● WRITTEN REQUEST:
Restate each line word for word. Leave out every picture.

● MATERIAL TO PROCESS:

* * * * * * *

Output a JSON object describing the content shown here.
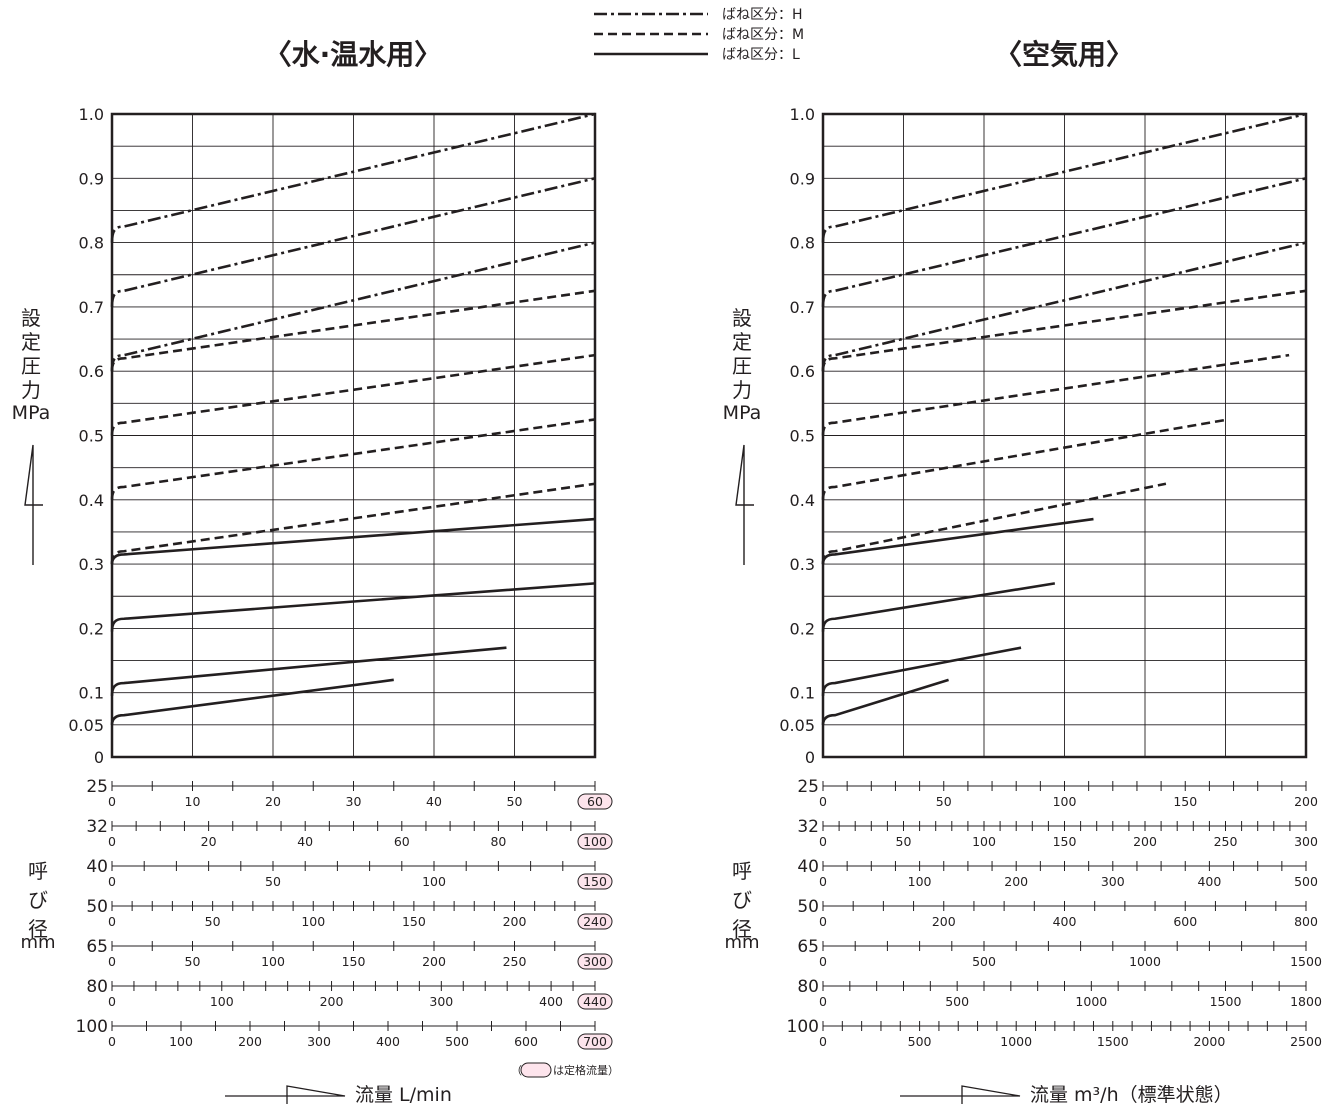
{
  "legend": [
    {
      "style": "dashdot",
      "label": "ばね区分：H"
    },
    {
      "style": "dash",
      "label": "ばね区分：M"
    },
    {
      "style": "solid",
      "label": "ばね区分：L"
    }
  ],
  "note_text": "は定格流量）",
  "note_open": "（",
  "colors": {
    "ink": "#231f20",
    "rated_fill": "#fde4ec",
    "grid": "#231f20"
  },
  "chart_data": [
    {
      "type": "line",
      "title": "〈水·温水用〉",
      "ylabel_chars": [
        "設",
        "定",
        "圧",
        "力"
      ],
      "ylabel_unit": "MPa",
      "y_ticks": [
        "1.0",
        "0.9",
        "0.8",
        "0.7",
        "0.6",
        "0.5",
        "0.4",
        "0.3",
        "0.2",
        "0.1",
        "0.05",
        "0"
      ],
      "ylim": [
        0,
        1.0
      ],
      "xlim": [
        0,
        60
      ],
      "grid": true,
      "xlabel": "流量 L/min",
      "sizes_label_chars": [
        "呼",
        "び",
        "径"
      ],
      "sizes_unit": "mm",
      "size_axes": [
        {
          "size": "25",
          "max": 60,
          "ticks": [
            "0",
            "10",
            "20",
            "30",
            "40",
            "50",
            "60"
          ],
          "minor": 12,
          "rated": "60"
        },
        {
          "size": "32",
          "max": 100,
          "ticks": [
            "0",
            "20",
            "40",
            "60",
            "80",
            "100"
          ],
          "minor": 20,
          "rated": "100"
        },
        {
          "size": "40",
          "max": 150,
          "ticks": [
            "0",
            "50",
            "100",
            "150"
          ],
          "minor": 15,
          "rated": "150"
        },
        {
          "size": "50",
          "max": 240,
          "ticks": [
            "0",
            "50",
            "100",
            "150",
            "200",
            "240"
          ],
          "minor": 24,
          "rated": "240"
        },
        {
          "size": "65",
          "max": 300,
          "ticks": [
            "0",
            "50",
            "100",
            "150",
            "200",
            "250",
            "300"
          ],
          "minor": 12,
          "rated": "300"
        },
        {
          "size": "80",
          "max": 440,
          "ticks": [
            "0",
            "100",
            "200",
            "300",
            "400",
            "440"
          ],
          "minor": 22,
          "rated": "440"
        },
        {
          "size": "100",
          "max": 700,
          "ticks": [
            "0",
            "100",
            "200",
            "300",
            "400",
            "500",
            "600",
            "700"
          ],
          "minor": 14,
          "rated": "700"
        }
      ],
      "series": [
        {
          "style": "dashdot",
          "start": 0.8,
          "knee": 0.825,
          "x_end": 60,
          "y_end": 1.0
        },
        {
          "style": "dashdot",
          "start": 0.7,
          "knee": 0.725,
          "x_end": 60,
          "y_end": 0.9
        },
        {
          "style": "dashdot",
          "start": 0.6,
          "knee": 0.625,
          "x_end": 60,
          "y_end": 0.8
        },
        {
          "style": "dash",
          "start": 0.6,
          "knee": 0.62,
          "x_end": 60,
          "y_end": 0.725
        },
        {
          "style": "dash",
          "start": 0.5,
          "knee": 0.52,
          "x_end": 60,
          "y_end": 0.625
        },
        {
          "style": "dash",
          "start": 0.4,
          "knee": 0.42,
          "x_end": 60,
          "y_end": 0.525
        },
        {
          "style": "dash",
          "start": 0.3,
          "knee": 0.32,
          "x_end": 60,
          "y_end": 0.425
        },
        {
          "style": "solid",
          "start": 0.3,
          "knee": 0.315,
          "x_end": 60,
          "y_end": 0.37
        },
        {
          "style": "solid",
          "start": 0.195,
          "knee": 0.215,
          "x_end": 60,
          "y_end": 0.27
        },
        {
          "style": "solid",
          "start": 0.095,
          "knee": 0.115,
          "x_end": 49,
          "y_end": 0.17
        },
        {
          "style": "solid",
          "start": 0.05,
          "knee": 0.065,
          "x_end": 35,
          "y_end": 0.12
        }
      ]
    },
    {
      "type": "line",
      "title": "〈空気用〉",
      "ylabel_chars": [
        "設",
        "定",
        "圧",
        "力"
      ],
      "ylabel_unit": "MPa",
      "y_ticks": [
        "1.0",
        "0.9",
        "0.8",
        "0.7",
        "0.6",
        "0.5",
        "0.4",
        "0.3",
        "0.2",
        "0.1",
        "0.05",
        "0"
      ],
      "ylim": [
        0,
        1.0
      ],
      "xlim": [
        0,
        200
      ],
      "grid": true,
      "xlabel": "流量 m³/h（標準状態）",
      "sizes_label_chars": [
        "呼",
        "び",
        "径"
      ],
      "sizes_unit": "mm",
      "size_axes": [
        {
          "size": "25",
          "max": 200,
          "ticks": [
            "0",
            "50",
            "100",
            "150",
            "200"
          ],
          "minor": 20,
          "rated": ""
        },
        {
          "size": "32",
          "max": 300,
          "ticks": [
            "0",
            "50",
            "100",
            "150",
            "200",
            "250",
            "300"
          ],
          "minor": 30,
          "rated": ""
        },
        {
          "size": "40",
          "max": 500,
          "ticks": [
            "0",
            "100",
            "200",
            "300",
            "400",
            "500"
          ],
          "minor": 20,
          "rated": ""
        },
        {
          "size": "50",
          "max": 800,
          "ticks": [
            "0",
            "200",
            "400",
            "600",
            "800"
          ],
          "minor": 16,
          "rated": ""
        },
        {
          "size": "65",
          "max": 1500,
          "ticks": [
            "0",
            "500",
            "1000",
            "1500"
          ],
          "minor": 15,
          "rated": ""
        },
        {
          "size": "80",
          "max": 1800,
          "ticks": [
            "0",
            "500",
            "1000",
            "1500",
            "1800"
          ],
          "minor": 18,
          "rated": ""
        },
        {
          "size": "100",
          "max": 2500,
          "ticks": [
            "0",
            "500",
            "1000",
            "1500",
            "2000",
            "2500"
          ],
          "minor": 25,
          "rated": ""
        }
      ],
      "series": [
        {
          "style": "dashdot",
          "start": 0.8,
          "knee": 0.825,
          "x_end": 200,
          "y_end": 1.0
        },
        {
          "style": "dashdot",
          "start": 0.7,
          "knee": 0.725,
          "x_end": 200,
          "y_end": 0.9
        },
        {
          "style": "dashdot",
          "start": 0.6,
          "knee": 0.625,
          "x_end": 200,
          "y_end": 0.8
        },
        {
          "style": "dash",
          "start": 0.6,
          "knee": 0.62,
          "x_end": 200,
          "y_end": 0.725
        },
        {
          "style": "dash",
          "start": 0.5,
          "knee": 0.52,
          "x_end": 193,
          "y_end": 0.625
        },
        {
          "style": "dash",
          "start": 0.4,
          "knee": 0.42,
          "x_end": 168,
          "y_end": 0.525
        },
        {
          "style": "dash",
          "start": 0.3,
          "knee": 0.32,
          "x_end": 142,
          "y_end": 0.425
        },
        {
          "style": "solid",
          "start": 0.3,
          "knee": 0.315,
          "x_end": 112,
          "y_end": 0.37
        },
        {
          "style": "solid",
          "start": 0.195,
          "knee": 0.215,
          "x_end": 96,
          "y_end": 0.27
        },
        {
          "style": "solid",
          "start": 0.095,
          "knee": 0.115,
          "x_end": 82,
          "y_end": 0.17
        },
        {
          "style": "solid",
          "start": 0.05,
          "knee": 0.065,
          "x_end": 52,
          "y_end": 0.12
        }
      ]
    }
  ]
}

* * * * * * *

● FULL OUTPUT:
Output a JSON object describing the content shown here.
{
  "legend": [
    {
      "style": "dashdot",
      "label": "ばね区分：H"
    },
    {
      "style": "dash",
      "label": "ばね区分：M"
    },
    {
      "style": "solid",
      "label": "ばね区分：L"
    }
  ],
  "note_text": "は定格流量）",
  "note_open": "（",
  "colors": {
    "ink": "#231f20",
    "rated_fill": "#fde4ec",
    "grid": "#231f20"
  },
  "chart_data": [
    {
      "type": "line",
      "title": "〈水·温水用〉",
      "ylabel_chars": [
        "設",
        "定",
        "圧",
        "力"
      ],
      "ylabel_unit": "MPa",
      "y_ticks": [
        "1.0",
        "0.9",
        "0.8",
        "0.7",
        "0.6",
        "0.5",
        "0.4",
        "0.3",
        "0.2",
        "0.1",
        "0.05",
        "0"
      ],
      "ylim": [
        0,
        1.0
      ],
      "xlim": [
        0,
        60
      ],
      "grid": true,
      "xlabel": "流量 L/min",
      "sizes_label_chars": [
        "呼",
        "び",
        "径"
      ],
      "sizes_unit": "mm",
      "size_axes": [
        {
          "size": "25",
          "max": 60,
          "ticks": [
            "0",
            "10",
            "20",
            "30",
            "40",
            "50",
            "60"
          ],
          "minor": 12,
          "rated": "60"
        },
        {
          "size": "32",
          "max": 100,
          "ticks": [
            "0",
            "20",
            "40",
            "60",
            "80",
            "100"
          ],
          "minor": 20,
          "rated": "100"
        },
        {
          "size": "40",
          "max": 150,
          "ticks": [
            "0",
            "50",
            "100",
            "150"
          ],
          "minor": 15,
          "rated": "150"
        },
        {
          "size": "50",
          "max": 240,
          "ticks": [
            "0",
            "50",
            "100",
            "150",
            "200",
            "240"
          ],
          "minor": 24,
          "rated": "240"
        },
        {
          "size": "65",
          "max": 300,
          "ticks": [
            "0",
            "50",
            "100",
            "150",
            "200",
            "250",
            "300"
          ],
          "minor": 12,
          "rated": "300"
        },
        {
          "size": "80",
          "max": 440,
          "ticks": [
            "0",
            "100",
            "200",
            "300",
            "400",
            "440"
          ],
          "minor": 22,
          "rated": "440"
        },
        {
          "size": "100",
          "max": 700,
          "ticks": [
            "0",
            "100",
            "200",
            "300",
            "400",
            "500",
            "600",
            "700"
          ],
          "minor": 14,
          "rated": "700"
        }
      ],
      "series": [
        {
          "style": "dashdot",
          "start": 0.8,
          "knee": 0.825,
          "x_end": 60,
          "y_end": 1.0
        },
        {
          "style": "dashdot",
          "start": 0.7,
          "knee": 0.725,
          "x_end": 60,
          "y_end": 0.9
        },
        {
          "style": "dashdot",
          "start": 0.6,
          "knee": 0.625,
          "x_end": 60,
          "y_end": 0.8
        },
        {
          "style": "dash",
          "start": 0.6,
          "knee": 0.62,
          "x_end": 60,
          "y_end": 0.725
        },
        {
          "style": "dash",
          "start": 0.5,
          "knee": 0.52,
          "x_end": 60,
          "y_end": 0.625
        },
        {
          "style": "dash",
          "start": 0.4,
          "knee": 0.42,
          "x_end": 60,
          "y_end": 0.525
        },
        {
          "style": "dash",
          "start": 0.3,
          "knee": 0.32,
          "x_end": 60,
          "y_end": 0.425
        },
        {
          "style": "solid",
          "start": 0.3,
          "knee": 0.315,
          "x_end": 60,
          "y_end": 0.37
        },
        {
          "style": "solid",
          "start": 0.195,
          "knee": 0.215,
          "x_end": 60,
          "y_end": 0.27
        },
        {
          "style": "solid",
          "start": 0.095,
          "knee": 0.115,
          "x_end": 49,
          "y_end": 0.17
        },
        {
          "style": "solid",
          "start": 0.05,
          "knee": 0.065,
          "x_end": 35,
          "y_end": 0.12
        }
      ]
    },
    {
      "type": "line",
      "title": "〈空気用〉",
      "ylabel_chars": [
        "設",
        "定",
        "圧",
        "力"
      ],
      "ylabel_unit": "MPa",
      "y_ticks": [
        "1.0",
        "0.9",
        "0.8",
        "0.7",
        "0.6",
        "0.5",
        "0.4",
        "0.3",
        "0.2",
        "0.1",
        "0.05",
        "0"
      ],
      "ylim": [
        0,
        1.0
      ],
      "xlim": [
        0,
        200
      ],
      "grid": true,
      "xlabel": "流量 m³/h（標準状態）",
      "sizes_label_chars": [
        "呼",
        "び",
        "径"
      ],
      "sizes_unit": "mm",
      "size_axes": [
        {
          "size": "25",
          "max": 200,
          "ticks": [
            "0",
            "50",
            "100",
            "150",
            "200"
          ],
          "minor": 20,
          "rated": ""
        },
        {
          "size": "32",
          "max": 300,
          "ticks": [
            "0",
            "50",
            "100",
            "150",
            "200",
            "250",
            "300"
          ],
          "minor": 30,
          "rated": ""
        },
        {
          "size": "40",
          "max": 500,
          "ticks": [
            "0",
            "100",
            "200",
            "300",
            "400",
            "500"
          ],
          "minor": 20,
          "rated": ""
        },
        {
          "size": "50",
          "max": 800,
          "ticks": [
            "0",
            "200",
            "400",
            "600",
            "800"
          ],
          "minor": 16,
          "rated": ""
        },
        {
          "size": "65",
          "max": 1500,
          "ticks": [
            "0",
            "500",
            "1000",
            "1500"
          ],
          "minor": 15,
          "rated": ""
        },
        {
          "size": "80",
          "max": 1800,
          "ticks": [
            "0",
            "500",
            "1000",
            "1500",
            "1800"
          ],
          "minor": 18,
          "rated": ""
        },
        {
          "size": "100",
          "max": 2500,
          "ticks": [
            "0",
            "500",
            "1000",
            "1500",
            "2000",
            "2500"
          ],
          "minor": 25,
          "rated": ""
        }
      ],
      "series": [
        {
          "style": "dashdot",
          "start": 0.8,
          "knee": 0.825,
          "x_end": 200,
          "y_end": 1.0
        },
        {
          "style": "dashdot",
          "start": 0.7,
          "knee": 0.725,
          "x_end": 200,
          "y_end": 0.9
        },
        {
          "style": "dashdot",
          "start": 0.6,
          "knee": 0.625,
          "x_end": 200,
          "y_end": 0.8
        },
        {
          "style": "dash",
          "start": 0.6,
          "knee": 0.62,
          "x_end": 200,
          "y_end": 0.725
        },
        {
          "style": "dash",
          "start": 0.5,
          "knee": 0.52,
          "x_end": 193,
          "y_end": 0.625
        },
        {
          "style": "dash",
          "start": 0.4,
          "knee": 0.42,
          "x_end": 168,
          "y_end": 0.525
        },
        {
          "style": "dash",
          "start": 0.3,
          "knee": 0.32,
          "x_end": 142,
          "y_end": 0.425
        },
        {
          "style": "solid",
          "start": 0.3,
          "knee": 0.315,
          "x_end": 112,
          "y_end": 0.37
        },
        {
          "style": "solid",
          "start": 0.195,
          "knee": 0.215,
          "x_end": 96,
          "y_end": 0.27
        },
        {
          "style": "solid",
          "start": 0.095,
          "knee": 0.115,
          "x_end": 82,
          "y_end": 0.17
        },
        {
          "style": "solid",
          "start": 0.05,
          "knee": 0.065,
          "x_end": 52,
          "y_end": 0.12
        }
      ]
    }
  ]
}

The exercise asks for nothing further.